What is needed: Output the material below in its entirety, exactly as given.

Records for this task:
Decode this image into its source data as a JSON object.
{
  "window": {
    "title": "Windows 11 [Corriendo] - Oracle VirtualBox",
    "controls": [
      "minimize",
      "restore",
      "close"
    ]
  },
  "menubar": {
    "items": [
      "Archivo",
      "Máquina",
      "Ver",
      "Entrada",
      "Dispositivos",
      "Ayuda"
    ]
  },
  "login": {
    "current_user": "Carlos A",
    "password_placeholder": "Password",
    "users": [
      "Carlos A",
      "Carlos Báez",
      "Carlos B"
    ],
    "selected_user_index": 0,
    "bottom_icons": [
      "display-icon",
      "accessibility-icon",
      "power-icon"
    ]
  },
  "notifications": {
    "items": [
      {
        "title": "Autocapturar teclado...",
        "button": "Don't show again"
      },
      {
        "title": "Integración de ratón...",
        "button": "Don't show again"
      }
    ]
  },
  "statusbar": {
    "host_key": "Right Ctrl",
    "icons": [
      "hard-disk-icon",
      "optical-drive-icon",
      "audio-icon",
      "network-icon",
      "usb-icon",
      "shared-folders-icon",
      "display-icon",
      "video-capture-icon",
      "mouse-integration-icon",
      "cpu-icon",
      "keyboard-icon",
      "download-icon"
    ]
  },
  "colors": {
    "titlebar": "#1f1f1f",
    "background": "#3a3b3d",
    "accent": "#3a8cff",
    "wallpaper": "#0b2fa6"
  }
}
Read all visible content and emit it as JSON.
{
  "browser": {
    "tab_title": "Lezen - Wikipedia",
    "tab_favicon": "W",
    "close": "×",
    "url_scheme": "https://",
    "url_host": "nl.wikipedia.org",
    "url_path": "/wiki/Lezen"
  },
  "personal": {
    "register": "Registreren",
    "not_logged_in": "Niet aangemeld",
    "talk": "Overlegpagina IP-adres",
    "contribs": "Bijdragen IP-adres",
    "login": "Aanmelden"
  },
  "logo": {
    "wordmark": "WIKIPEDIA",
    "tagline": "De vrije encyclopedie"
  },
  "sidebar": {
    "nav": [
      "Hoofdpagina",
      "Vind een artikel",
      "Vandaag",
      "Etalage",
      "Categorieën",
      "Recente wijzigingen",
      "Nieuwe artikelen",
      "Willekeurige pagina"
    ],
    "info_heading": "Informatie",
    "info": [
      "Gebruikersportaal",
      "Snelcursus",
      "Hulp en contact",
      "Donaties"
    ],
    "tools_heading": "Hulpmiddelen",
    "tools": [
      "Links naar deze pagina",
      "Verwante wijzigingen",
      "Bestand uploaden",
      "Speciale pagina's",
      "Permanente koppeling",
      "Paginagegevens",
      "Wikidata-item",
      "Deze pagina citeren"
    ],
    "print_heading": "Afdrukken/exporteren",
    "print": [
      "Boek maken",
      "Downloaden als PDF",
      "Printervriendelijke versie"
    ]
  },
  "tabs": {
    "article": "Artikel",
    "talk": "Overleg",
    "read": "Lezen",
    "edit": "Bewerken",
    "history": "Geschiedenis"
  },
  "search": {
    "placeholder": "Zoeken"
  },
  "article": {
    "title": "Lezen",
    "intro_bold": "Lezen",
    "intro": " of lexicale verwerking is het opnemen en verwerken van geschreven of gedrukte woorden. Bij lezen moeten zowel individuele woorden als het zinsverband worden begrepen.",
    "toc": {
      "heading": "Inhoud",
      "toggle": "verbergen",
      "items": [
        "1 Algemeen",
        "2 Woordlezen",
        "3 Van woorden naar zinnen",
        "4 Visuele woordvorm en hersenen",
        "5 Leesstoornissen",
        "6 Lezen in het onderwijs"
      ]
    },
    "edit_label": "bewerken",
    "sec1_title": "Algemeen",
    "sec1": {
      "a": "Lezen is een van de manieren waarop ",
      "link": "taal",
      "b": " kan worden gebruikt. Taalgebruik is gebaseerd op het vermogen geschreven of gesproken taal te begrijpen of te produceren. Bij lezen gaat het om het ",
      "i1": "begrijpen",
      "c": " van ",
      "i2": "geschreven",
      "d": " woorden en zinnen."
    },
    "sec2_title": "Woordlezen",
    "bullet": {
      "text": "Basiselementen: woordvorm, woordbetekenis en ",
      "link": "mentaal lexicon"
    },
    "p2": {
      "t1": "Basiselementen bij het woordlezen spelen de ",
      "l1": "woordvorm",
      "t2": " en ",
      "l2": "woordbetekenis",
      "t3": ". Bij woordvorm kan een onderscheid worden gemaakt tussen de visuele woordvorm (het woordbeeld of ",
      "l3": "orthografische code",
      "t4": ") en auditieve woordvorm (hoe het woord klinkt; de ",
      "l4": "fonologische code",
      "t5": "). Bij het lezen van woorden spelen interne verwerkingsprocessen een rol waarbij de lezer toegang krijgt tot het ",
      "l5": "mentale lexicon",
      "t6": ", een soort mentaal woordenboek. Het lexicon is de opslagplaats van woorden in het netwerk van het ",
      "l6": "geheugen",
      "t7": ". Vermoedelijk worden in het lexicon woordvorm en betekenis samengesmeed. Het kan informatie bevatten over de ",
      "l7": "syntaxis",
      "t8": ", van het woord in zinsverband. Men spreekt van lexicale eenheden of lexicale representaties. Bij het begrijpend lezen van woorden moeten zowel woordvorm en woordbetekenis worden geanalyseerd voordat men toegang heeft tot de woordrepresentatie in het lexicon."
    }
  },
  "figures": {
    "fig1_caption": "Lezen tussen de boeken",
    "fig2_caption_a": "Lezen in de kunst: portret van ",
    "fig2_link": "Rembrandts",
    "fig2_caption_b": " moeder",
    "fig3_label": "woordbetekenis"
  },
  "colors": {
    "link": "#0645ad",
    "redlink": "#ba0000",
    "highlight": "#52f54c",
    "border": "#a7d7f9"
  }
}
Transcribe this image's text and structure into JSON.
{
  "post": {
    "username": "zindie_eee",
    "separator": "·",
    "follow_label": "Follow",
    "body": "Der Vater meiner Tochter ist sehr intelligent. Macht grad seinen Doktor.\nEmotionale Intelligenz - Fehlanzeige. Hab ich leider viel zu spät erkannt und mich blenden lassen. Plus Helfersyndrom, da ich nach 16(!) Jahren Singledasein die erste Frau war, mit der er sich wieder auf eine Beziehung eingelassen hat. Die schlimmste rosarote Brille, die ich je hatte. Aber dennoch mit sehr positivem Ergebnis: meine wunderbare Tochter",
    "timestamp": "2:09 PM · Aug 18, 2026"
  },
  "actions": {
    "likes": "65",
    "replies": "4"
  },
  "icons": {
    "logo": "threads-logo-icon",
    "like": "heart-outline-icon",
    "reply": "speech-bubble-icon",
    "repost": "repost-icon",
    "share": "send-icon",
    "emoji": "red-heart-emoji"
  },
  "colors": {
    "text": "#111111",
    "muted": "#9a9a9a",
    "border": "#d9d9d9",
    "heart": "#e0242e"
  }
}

Answer to this task:
Decode this image into its source data as a JSON object.
{
  "window": {
    "title": "Windows 11 [Corriendo] - Oracle VirtualBox",
    "controls": [
      "minimize",
      "restore",
      "close"
    ]
  },
  "menubar": {
    "items": [
      "Archivo",
      "Máquina",
      "Ver",
      "Entrada",
      "Dispositivos",
      "Ayuda"
    ]
  },
  "login": {
    "current_user": "Carlos A",
    "password_placeholder": "Password",
    "users": [
      "Carlos A",
      "Carlos Báez",
      "Carlos B"
    ],
    "selected_user_index": 0,
    "bottom_icons": [
      "display-icon",
      "accessibility-icon",
      "power-icon"
    ]
  },
  "notifications": {
    "items": [
      {
        "title": "Autocapturar teclado...",
        "button": "Don't show again"
      },
      {
        "title": "Integración de ratón...",
        "button": "Don't show again"
      }
    ]
  },
  "statusbar": {
    "host_key": "Right Ctrl",
    "icons": [
      "hard-disk-icon",
      "optical-drive-icon",
      "audio-icon",
      "network-icon",
      "usb-icon",
      "shared-folders-icon",
      "display-icon",
      "video-capture-icon",
      "mouse-integration-icon",
      "cpu-icon",
      "keyboard-icon",
      "download-icon"
    ]
  },
  "colors": {
    "titlebar": "#1f1f1f",
    "background": "#3a3b3d",
    "accent": "#3a8cff",
    "wallpaper": "#0b2fa6"
  }
}
Read all visible content and emit it as JSON.
{
  "browser": {
    "tab_title": "Lezen - Wikipedia",
    "tab_favicon": "W",
    "close": "×",
    "url_scheme": "https://",
    "url_host": "nl.wikipedia.org",
    "url_path": "/wiki/Lezen"
  },
  "personal": {
    "register": "Registreren",
    "not_logged_in": "Niet aangemeld",
    "talk": "Overlegpagina IP-adres",
    "contribs": "Bijdragen IP-adres",
    "login": "Aanmelden"
  },
  "logo": {
    "wordmark": "WIKIPEDIA",
    "tagline": "De vrije encyclopedie"
  },
  "sidebar": {
    "nav": [
      "Hoofdpagina",
      "Vind een artikel",
      "Vandaag",
      "Etalage",
      "Categorieën",
      "Recente wijzigingen",
      "Nieuwe artikelen",
      "Willekeurige pagina"
    ],
    "info_heading": "Informatie",
    "info": [
      "Gebruikersportaal",
      "Snelcursus",
      "Hulp en contact",
      "Donaties"
    ],
    "tools_heading": "Hulpmiddelen",
    "tools": [
      "Links naar deze pagina",
      "Verwante wijzigingen",
      "Bestand uploaden",
      "Speciale pagina's",
      "Permanente koppeling",
      "Paginagegevens",
      "Wikidata-item",
      "Deze pagina citeren"
    ],
    "print_heading": "Afdrukken/exporteren",
    "print": [
      "Boek maken",
      "Downloaden als PDF",
      "Printervriendelijke versie"
    ]
  },
  "tabs": {
    "article": "Artikel",
    "talk": "Overleg",
    "read": "Lezen",
    "edit": "Bewerken",
    "history": "Geschiedenis"
  },
  "search": {
    "placeholder": "Zoeken"
  },
  "article": {
    "title": "Lezen",
    "intro_bold": "Lezen",
    "intro": " of lexicale verwerking is het opnemen en verwerken van geschreven of gedrukte woorden. Bij lezen moeten zowel individuele woorden als het zinsverband worden begrepen.",
    "toc": {
      "heading": "Inhoud",
      "toggle": "verbergen",
      "items": [
        "1 Algemeen",
        "2 Woordlezen",
        "3 Van woorden naar zinnen",
        "4 Visuele woordvorm en hersenen",
        "5 Leesstoornissen",
        "6 Lezen in het onderwijs"
      ]
    },
    "edit_label": "bewerken",
    "sec1_title": "Algemeen",
    "sec1": {
      "a": "Lezen is een van de manieren waarop ",
      "link": "taal",
      "b": " kan worden gebruikt. Taalgebruik is gebaseerd op het vermogen geschreven of gesproken taal te begrijpen of te produceren. Bij lezen gaat het om het ",
      "i1": "begrijpen",
      "c": " van ",
      "i2": "geschreven",
      "d": " woorden en zinnen."
    },
    "sec2_title": "Woordlezen",
    "bullet": {
      "text": "Basiselementen: woordvorm, woordbetekenis en ",
      "link": "mentaal lexicon"
    },
    "p2": {
      "t1": "Basiselementen bij het woordlezen spelen de ",
      "l1": "woordvorm",
      "t2": " en ",
      "l2": "woordbetekenis",
      "t3": ". Bij woordvorm kan een onderscheid worden gemaakt tussen de visuele woordvorm (het woordbeeld of ",
      "l3": "orthografische code",
      "t4": ") en auditieve woordvorm (hoe het woord klinkt; de ",
      "l4": "fonologische code",
      "t5": "). Bij het lezen van woorden spelen interne verwerkingsprocessen een rol waarbij de lezer toegang krijgt tot het ",
      "l5": "mentale lexicon",
      "t6": ", een soort mentaal woordenboek. Het lexicon is de opslagplaats van woorden in het netwerk van het ",
      "l6": "geheugen",
      "t7": ". Vermoedelijk worden in het lexicon woordvorm en betekenis samengesmeed. Het kan informatie bevatten over de ",
      "l7": "syntaxis",
      "t8": ", van het woord in zinsverband. Men spreekt van lexicale eenheden of lexicale representaties. Bij het begrijpend lezen van woorden moeten zowel woordvorm en woordbetekenis worden geanalyseerd voordat men toegang heeft tot de woordrepresentatie in het lexicon."
    }
  },
  "figures": {
    "fig1_caption": "Lezen tussen de boeken",
    "fig2_caption_a": "Lezen in de kunst: portret van ",
    "fig2_link": "Rembrandts",
    "fig2_caption_b": " moeder",
    "fig3_label": "woordbetekenis"
  },
  "colors": {
    "link": "#0645ad",
    "redlink": "#ba0000",
    "highlight": "#52f54c",
    "border": "#a7d7f9"
  }
}
Transcribe this image's text and structure into JSON.
{
  "post": {
    "username": "zindie_eee",
    "separator": "·",
    "follow_label": "Follow",
    "body": "Der Vater meiner Tochter ist sehr intelligent. Macht grad seinen Doktor.\nEmotionale Intelligenz - Fehlanzeige. Hab ich leider viel zu spät erkannt und mich blenden lassen. Plus Helfersyndrom, da ich nach 16(!) Jahren Singledasein die erste Frau war, mit der er sich wieder auf eine Beziehung eingelassen hat. Die schlimmste rosarote Brille, die ich je hatte. Aber dennoch mit sehr positivem Ergebnis: meine wunderbare Tochter",
    "timestamp": "2:09 PM · Aug 18, 2026"
  },
  "actions": {
    "likes": "65",
    "replies": "4"
  },
  "icons": {
    "logo": "threads-logo-icon",
    "like": "heart-outline-icon",
    "reply": "speech-bubble-icon",
    "repost": "repost-icon",
    "share": "send-icon",
    "emoji": "red-heart-emoji"
  },
  "colors": {
    "text": "#111111",
    "muted": "#9a9a9a",
    "border": "#d9d9d9",
    "heart": "#e0242e"
  }
}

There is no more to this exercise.